Below are records to transcribe exactly, without their pictures.

-- Start of RECORDS --

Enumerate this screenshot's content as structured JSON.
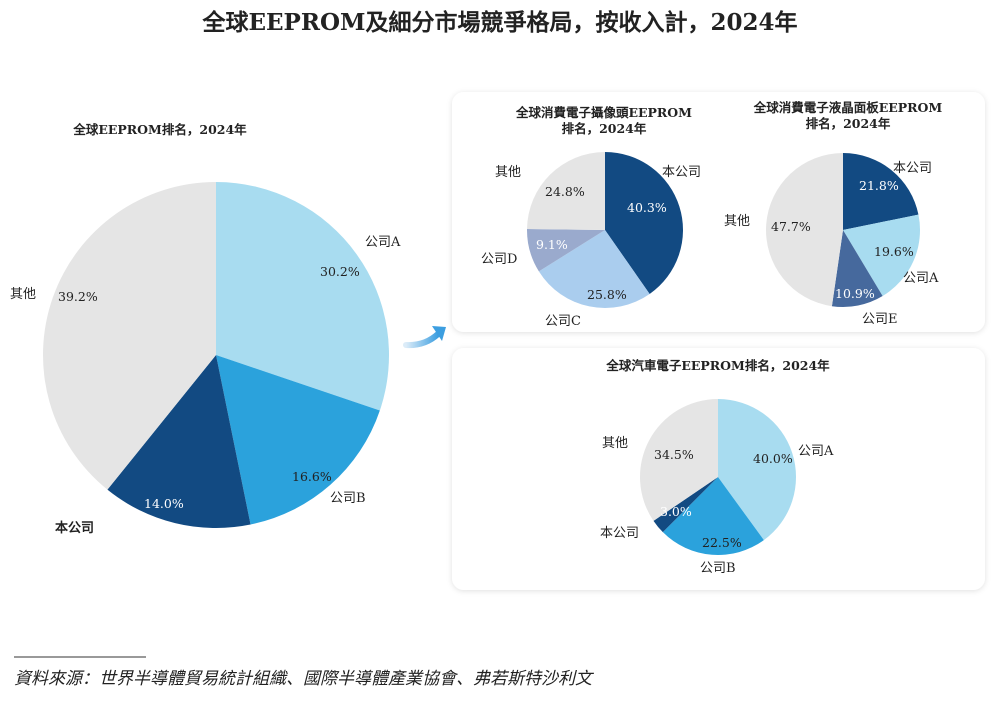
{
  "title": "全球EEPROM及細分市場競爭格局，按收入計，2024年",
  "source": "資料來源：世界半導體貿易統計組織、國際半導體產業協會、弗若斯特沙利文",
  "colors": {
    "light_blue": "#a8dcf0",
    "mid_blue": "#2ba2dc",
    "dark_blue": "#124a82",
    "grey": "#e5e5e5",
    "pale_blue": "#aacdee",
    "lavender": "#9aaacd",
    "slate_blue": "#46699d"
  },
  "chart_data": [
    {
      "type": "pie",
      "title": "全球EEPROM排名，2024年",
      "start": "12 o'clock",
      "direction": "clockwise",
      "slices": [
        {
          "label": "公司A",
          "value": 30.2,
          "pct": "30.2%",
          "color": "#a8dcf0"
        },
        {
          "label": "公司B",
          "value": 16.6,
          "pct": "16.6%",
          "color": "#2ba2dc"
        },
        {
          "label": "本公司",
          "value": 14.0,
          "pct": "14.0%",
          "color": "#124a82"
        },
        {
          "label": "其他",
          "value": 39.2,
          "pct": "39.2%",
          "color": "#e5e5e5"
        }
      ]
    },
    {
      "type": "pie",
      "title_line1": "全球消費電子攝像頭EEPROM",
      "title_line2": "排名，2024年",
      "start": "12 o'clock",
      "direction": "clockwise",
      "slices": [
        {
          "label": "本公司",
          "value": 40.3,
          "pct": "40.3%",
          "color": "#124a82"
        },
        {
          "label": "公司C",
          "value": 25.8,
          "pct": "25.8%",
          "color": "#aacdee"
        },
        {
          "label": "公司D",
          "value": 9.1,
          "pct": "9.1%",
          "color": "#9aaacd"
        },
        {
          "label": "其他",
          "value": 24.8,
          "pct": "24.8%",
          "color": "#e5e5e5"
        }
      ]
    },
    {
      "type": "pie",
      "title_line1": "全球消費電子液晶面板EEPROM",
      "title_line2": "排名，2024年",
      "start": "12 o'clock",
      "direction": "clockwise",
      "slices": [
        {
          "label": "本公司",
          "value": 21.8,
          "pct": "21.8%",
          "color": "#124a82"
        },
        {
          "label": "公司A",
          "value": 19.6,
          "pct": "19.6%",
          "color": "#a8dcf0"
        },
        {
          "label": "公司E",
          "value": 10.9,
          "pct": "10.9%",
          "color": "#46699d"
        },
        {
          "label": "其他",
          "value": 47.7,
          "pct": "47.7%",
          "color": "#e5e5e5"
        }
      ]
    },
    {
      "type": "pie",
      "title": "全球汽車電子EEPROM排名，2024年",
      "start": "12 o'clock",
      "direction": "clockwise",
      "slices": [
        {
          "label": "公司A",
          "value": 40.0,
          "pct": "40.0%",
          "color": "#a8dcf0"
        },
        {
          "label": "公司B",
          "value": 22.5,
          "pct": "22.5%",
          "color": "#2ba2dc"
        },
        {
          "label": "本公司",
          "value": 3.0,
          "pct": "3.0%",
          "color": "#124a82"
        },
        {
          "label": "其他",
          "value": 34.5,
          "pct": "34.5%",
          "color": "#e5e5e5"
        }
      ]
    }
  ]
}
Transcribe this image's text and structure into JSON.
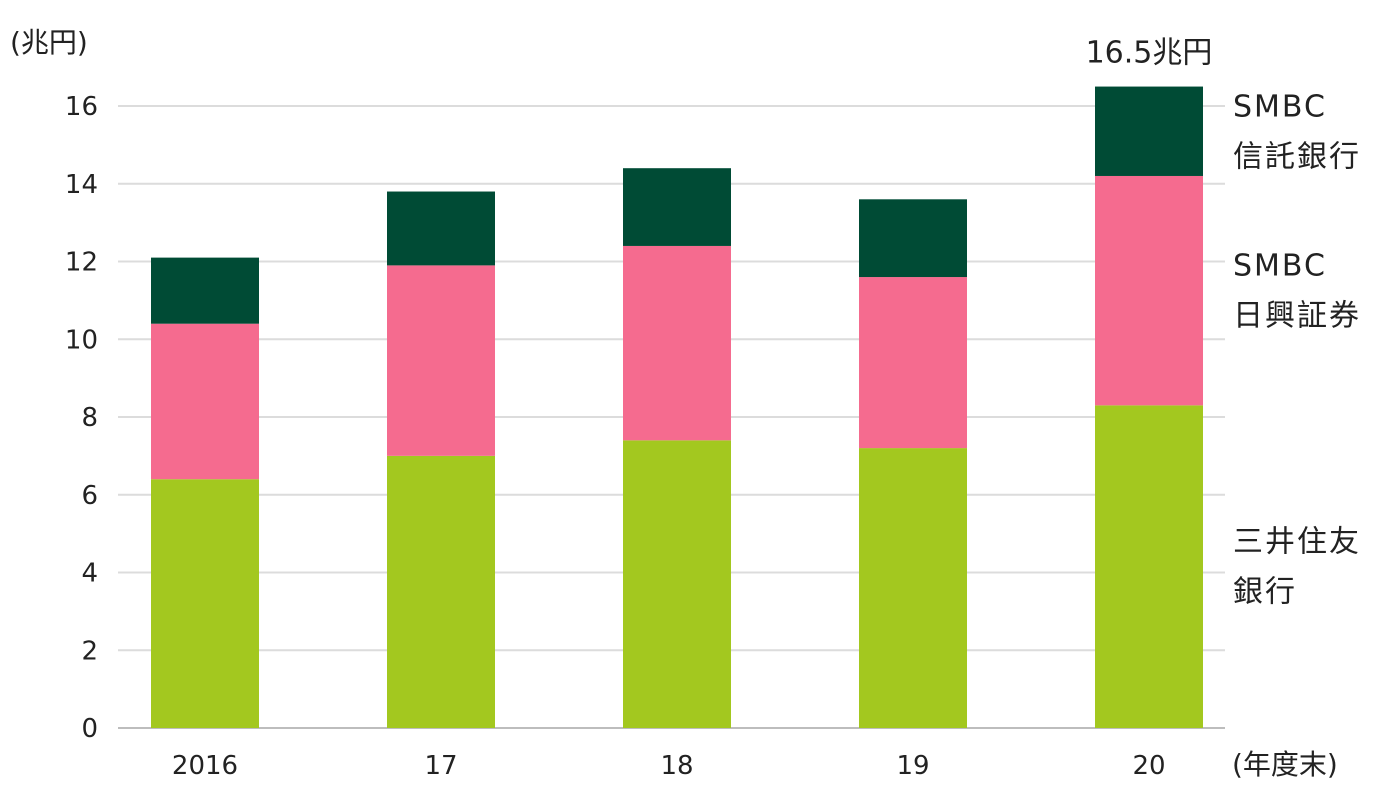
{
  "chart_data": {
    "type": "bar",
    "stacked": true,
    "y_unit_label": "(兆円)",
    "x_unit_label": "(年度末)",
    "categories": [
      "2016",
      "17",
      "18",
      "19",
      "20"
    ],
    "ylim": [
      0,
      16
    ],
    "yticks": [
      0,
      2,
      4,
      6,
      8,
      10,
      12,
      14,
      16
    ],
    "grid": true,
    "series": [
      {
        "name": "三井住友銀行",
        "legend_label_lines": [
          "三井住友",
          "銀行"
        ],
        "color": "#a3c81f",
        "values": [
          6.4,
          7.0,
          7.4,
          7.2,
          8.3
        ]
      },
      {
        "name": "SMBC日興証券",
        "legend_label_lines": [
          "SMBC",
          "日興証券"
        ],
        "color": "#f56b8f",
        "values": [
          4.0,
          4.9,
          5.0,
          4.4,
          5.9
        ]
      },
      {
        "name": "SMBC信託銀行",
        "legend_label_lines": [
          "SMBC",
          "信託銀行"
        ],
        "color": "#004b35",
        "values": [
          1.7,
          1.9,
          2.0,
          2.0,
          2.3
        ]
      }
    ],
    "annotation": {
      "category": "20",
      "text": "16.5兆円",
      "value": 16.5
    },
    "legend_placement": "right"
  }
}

-- End of RECORDS --

> [ANSWER TO THE EXERCISE]:
Enumerate this screenshot's content as structured JSON.
{
  "title": "全球EEPROM及細分市場競爭格局，按收入計，2024年",
  "source": "資料來源：世界半導體貿易統計組織、國際半導體產業協會、弗若斯特沙利文",
  "colors": {
    "light_blue": "#a8dcf0",
    "mid_blue": "#2ba2dc",
    "dark_blue": "#124a82",
    "grey": "#e5e5e5",
    "pale_blue": "#aacdee",
    "lavender": "#9aaacd",
    "slate_blue": "#46699d"
  },
  "chart_data": [
    {
      "type": "pie",
      "title": "全球EEPROM排名，2024年",
      "start": "12 o'clock",
      "direction": "clockwise",
      "slices": [
        {
          "label": "公司A",
          "value": 30.2,
          "pct": "30.2%",
          "color": "#a8dcf0"
        },
        {
          "label": "公司B",
          "value": 16.6,
          "pct": "16.6%",
          "color": "#2ba2dc"
        },
        {
          "label": "本公司",
          "value": 14.0,
          "pct": "14.0%",
          "color": "#124a82"
        },
        {
          "label": "其他",
          "value": 39.2,
          "pct": "39.2%",
          "color": "#e5e5e5"
        }
      ]
    },
    {
      "type": "pie",
      "title_line1": "全球消費電子攝像頭EEPROM",
      "title_line2": "排名，2024年",
      "start": "12 o'clock",
      "direction": "clockwise",
      "slices": [
        {
          "label": "本公司",
          "value": 40.3,
          "pct": "40.3%",
          "color": "#124a82"
        },
        {
          "label": "公司C",
          "value": 25.8,
          "pct": "25.8%",
          "color": "#aacdee"
        },
        {
          "label": "公司D",
          "value": 9.1,
          "pct": "9.1%",
          "color": "#9aaacd"
        },
        {
          "label": "其他",
          "value": 24.8,
          "pct": "24.8%",
          "color": "#e5e5e5"
        }
      ]
    },
    {
      "type": "pie",
      "title_line1": "全球消費電子液晶面板EEPROM",
      "title_line2": "排名，2024年",
      "start": "12 o'clock",
      "direction": "clockwise",
      "slices": [
        {
          "label": "本公司",
          "value": 21.8,
          "pct": "21.8%",
          "color": "#124a82"
        },
        {
          "label": "公司A",
          "value": 19.6,
          "pct": "19.6%",
          "color": "#a8dcf0"
        },
        {
          "label": "公司E",
          "value": 10.9,
          "pct": "10.9%",
          "color": "#46699d"
        },
        {
          "label": "其他",
          "value": 47.7,
          "pct": "47.7%",
          "color": "#e5e5e5"
        }
      ]
    },
    {
      "type": "pie",
      "title": "全球汽車電子EEPROM排名，2024年",
      "start": "12 o'clock",
      "direction": "clockwise",
      "slices": [
        {
          "label": "公司A",
          "value": 40.0,
          "pct": "40.0%",
          "color": "#a8dcf0"
        },
        {
          "label": "公司B",
          "value": 22.5,
          "pct": "22.5%",
          "color": "#2ba2dc"
        },
        {
          "label": "本公司",
          "value": 3.0,
          "pct": "3.0%",
          "color": "#124a82"
        },
        {
          "label": "其他",
          "value": 34.5,
          "pct": "34.5%",
          "color": "#e5e5e5"
        }
      ]
    }
  ]
}
Transcribe this image's text and structure into JSON.
{
  "chart_data": {
    "type": "bar",
    "stacked": true,
    "y_unit_label": "(兆円)",
    "x_unit_label": "(年度末)",
    "categories": [
      "2016",
      "17",
      "18",
      "19",
      "20"
    ],
    "ylim": [
      0,
      16
    ],
    "yticks": [
      0,
      2,
      4,
      6,
      8,
      10,
      12,
      14,
      16
    ],
    "grid": true,
    "series": [
      {
        "name": "三井住友銀行",
        "legend_label_lines": [
          "三井住友",
          "銀行"
        ],
        "color": "#a3c81f",
        "values": [
          6.4,
          7.0,
          7.4,
          7.2,
          8.3
        ]
      },
      {
        "name": "SMBC日興証券",
        "legend_label_lines": [
          "SMBC",
          "日興証券"
        ],
        "color": "#f56b8f",
        "values": [
          4.0,
          4.9,
          5.0,
          4.4,
          5.9
        ]
      },
      {
        "name": "SMBC信託銀行",
        "legend_label_lines": [
          "SMBC",
          "信託銀行"
        ],
        "color": "#004b35",
        "values": [
          1.7,
          1.9,
          2.0,
          2.0,
          2.3
        ]
      }
    ],
    "annotation": {
      "category": "20",
      "text": "16.5兆円",
      "value": 16.5
    },
    "legend_placement": "right"
  }
}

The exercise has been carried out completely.